Work to complete:
Leave out the pictures and repeat every record exactly.
+++ Records provided +++
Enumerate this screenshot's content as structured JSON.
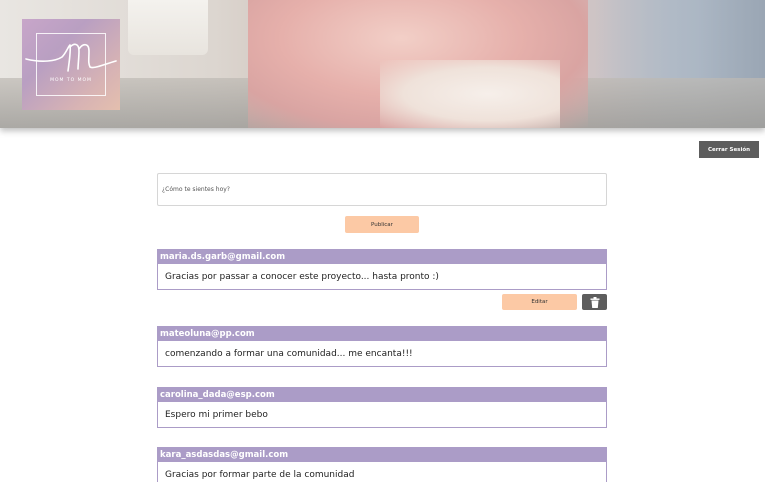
{
  "header": {
    "logo_text": "MOM TO MOM"
  },
  "toolbar": {
    "logout_label": "Cerrar Sesión"
  },
  "composer": {
    "placeholder": "¿Cómo te sientes hoy?",
    "value": "",
    "publish_label": "Publicar"
  },
  "posts": [
    {
      "author": "maria.ds.garb@gmail.com",
      "text": "Gracias por passar a conocer este proyecto... hasta pronto :)",
      "edit_label": "Editar",
      "delete_icon": "trash-icon"
    },
    {
      "author": "mateoluna@pp.com",
      "text": "comenzando a formar una comunidad... me encanta!!!"
    },
    {
      "author": "carolina_dada@esp.com",
      "text": "Espero mi primer bebo"
    },
    {
      "author": "kara_asdasdas@gmail.com",
      "text": "Gracias por formar parte de la comunidad"
    }
  ],
  "colors": {
    "author_bar": "#ab9cc7",
    "accent_button": "#fcc9a5",
    "dark_button": "#5d5d5d"
  }
}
+++
Correct answer:
Enumerate this screenshot's content as structured JSON.
{
  "header": {
    "logo_text": "MOM TO MOM"
  },
  "toolbar": {
    "logout_label": "Cerrar Sesión"
  },
  "composer": {
    "placeholder": "¿Cómo te sientes hoy?",
    "value": "",
    "publish_label": "Publicar"
  },
  "posts": [
    {
      "author": "maria.ds.garb@gmail.com",
      "text": "Gracias por passar a conocer este proyecto... hasta pronto :)",
      "edit_label": "Editar",
      "delete_icon": "trash-icon"
    },
    {
      "author": "mateoluna@pp.com",
      "text": "comenzando a formar una comunidad... me encanta!!!"
    },
    {
      "author": "carolina_dada@esp.com",
      "text": "Espero mi primer bebo"
    },
    {
      "author": "kara_asdasdas@gmail.com",
      "text": "Gracias por formar parte de la comunidad"
    }
  ],
  "colors": {
    "author_bar": "#ab9cc7",
    "accent_button": "#fcc9a5",
    "dark_button": "#5d5d5d"
  }
}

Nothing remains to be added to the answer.